> [Problem details]: Filter for the word "Πράξη" and keep each matching line.
──────── Record excerpts
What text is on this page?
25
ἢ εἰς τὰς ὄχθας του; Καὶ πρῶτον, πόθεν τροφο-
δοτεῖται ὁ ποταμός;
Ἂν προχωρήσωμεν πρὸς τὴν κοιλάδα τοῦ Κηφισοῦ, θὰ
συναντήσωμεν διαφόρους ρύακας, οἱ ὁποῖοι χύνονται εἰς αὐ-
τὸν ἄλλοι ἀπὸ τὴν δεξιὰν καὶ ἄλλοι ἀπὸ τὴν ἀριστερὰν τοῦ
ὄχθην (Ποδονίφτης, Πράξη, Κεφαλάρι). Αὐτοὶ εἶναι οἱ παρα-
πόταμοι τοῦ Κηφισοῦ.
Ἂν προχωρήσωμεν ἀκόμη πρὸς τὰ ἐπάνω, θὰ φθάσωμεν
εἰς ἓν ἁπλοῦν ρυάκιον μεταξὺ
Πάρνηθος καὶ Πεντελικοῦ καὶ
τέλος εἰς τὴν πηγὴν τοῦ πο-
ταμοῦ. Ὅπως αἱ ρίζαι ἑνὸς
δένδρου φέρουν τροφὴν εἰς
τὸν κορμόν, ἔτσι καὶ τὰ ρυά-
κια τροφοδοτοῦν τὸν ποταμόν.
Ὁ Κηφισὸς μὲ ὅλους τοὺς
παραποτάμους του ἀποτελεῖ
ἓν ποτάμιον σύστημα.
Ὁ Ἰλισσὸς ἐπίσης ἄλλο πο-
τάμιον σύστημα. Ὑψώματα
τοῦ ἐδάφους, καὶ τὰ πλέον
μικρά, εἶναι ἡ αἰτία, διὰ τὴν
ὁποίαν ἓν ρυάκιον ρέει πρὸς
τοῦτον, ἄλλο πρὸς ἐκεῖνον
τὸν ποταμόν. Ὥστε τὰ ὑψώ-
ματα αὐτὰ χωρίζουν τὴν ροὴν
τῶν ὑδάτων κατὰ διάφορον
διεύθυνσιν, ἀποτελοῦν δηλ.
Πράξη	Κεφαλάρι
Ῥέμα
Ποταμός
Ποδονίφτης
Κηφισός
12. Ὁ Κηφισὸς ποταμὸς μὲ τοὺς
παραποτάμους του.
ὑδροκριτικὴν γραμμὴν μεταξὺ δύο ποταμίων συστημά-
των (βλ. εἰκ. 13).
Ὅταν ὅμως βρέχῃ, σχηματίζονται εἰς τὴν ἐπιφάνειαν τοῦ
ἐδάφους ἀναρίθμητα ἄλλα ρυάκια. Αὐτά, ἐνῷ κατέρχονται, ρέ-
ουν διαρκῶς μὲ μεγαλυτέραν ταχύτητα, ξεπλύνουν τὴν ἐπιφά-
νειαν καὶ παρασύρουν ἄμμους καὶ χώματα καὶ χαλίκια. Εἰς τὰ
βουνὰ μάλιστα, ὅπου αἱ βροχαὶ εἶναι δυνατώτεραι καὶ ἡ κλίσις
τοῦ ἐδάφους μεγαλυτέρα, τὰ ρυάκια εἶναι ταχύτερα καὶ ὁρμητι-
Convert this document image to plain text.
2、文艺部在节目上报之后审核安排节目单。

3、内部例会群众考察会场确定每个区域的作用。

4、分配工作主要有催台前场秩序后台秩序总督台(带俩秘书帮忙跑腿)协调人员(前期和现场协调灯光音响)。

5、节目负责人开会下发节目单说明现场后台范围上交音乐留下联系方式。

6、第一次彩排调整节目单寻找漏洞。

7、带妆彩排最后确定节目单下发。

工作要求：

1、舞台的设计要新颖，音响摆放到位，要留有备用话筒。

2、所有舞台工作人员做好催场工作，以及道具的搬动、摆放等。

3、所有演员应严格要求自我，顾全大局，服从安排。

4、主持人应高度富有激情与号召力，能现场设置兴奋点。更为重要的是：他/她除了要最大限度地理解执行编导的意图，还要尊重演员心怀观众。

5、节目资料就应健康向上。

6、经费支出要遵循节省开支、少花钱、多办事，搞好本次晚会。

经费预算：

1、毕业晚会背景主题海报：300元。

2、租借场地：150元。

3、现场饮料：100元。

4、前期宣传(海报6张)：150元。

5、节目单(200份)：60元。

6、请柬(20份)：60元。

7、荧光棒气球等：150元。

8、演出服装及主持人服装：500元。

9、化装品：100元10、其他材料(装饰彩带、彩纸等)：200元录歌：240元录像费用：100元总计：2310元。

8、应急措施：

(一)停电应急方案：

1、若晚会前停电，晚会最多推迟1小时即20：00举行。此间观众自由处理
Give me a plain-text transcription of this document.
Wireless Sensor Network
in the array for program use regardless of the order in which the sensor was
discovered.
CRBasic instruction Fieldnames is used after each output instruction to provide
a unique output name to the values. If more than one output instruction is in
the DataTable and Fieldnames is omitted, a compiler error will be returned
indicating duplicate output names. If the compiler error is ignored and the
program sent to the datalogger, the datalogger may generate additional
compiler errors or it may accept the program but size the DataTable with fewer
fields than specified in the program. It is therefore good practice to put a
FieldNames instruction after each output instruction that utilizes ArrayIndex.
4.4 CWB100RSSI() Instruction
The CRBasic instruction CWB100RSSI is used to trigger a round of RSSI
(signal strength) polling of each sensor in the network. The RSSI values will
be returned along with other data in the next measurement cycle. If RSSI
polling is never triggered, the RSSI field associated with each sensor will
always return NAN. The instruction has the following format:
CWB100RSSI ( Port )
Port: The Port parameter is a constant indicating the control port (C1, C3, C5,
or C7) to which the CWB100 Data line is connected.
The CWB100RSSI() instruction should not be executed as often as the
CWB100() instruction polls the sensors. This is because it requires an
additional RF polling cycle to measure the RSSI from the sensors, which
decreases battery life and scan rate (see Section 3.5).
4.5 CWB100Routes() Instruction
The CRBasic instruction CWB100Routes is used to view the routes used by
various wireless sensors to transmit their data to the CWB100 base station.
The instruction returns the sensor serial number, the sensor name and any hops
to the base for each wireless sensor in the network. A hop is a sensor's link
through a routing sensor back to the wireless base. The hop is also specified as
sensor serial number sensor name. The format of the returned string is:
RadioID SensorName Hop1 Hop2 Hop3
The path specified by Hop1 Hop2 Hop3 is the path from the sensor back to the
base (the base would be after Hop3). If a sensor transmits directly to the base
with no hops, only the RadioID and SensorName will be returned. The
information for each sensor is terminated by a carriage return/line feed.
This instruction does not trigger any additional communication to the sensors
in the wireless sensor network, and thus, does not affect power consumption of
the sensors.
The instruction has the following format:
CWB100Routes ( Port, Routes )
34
────────────────
> [Answer to this task]:
ὄχθην (Ποδονίφτης, Πράξη, Κεφαλάρι). Αὐτοὶ εἶναι οἱ παρα-
Πράξη	Κεφαλάρι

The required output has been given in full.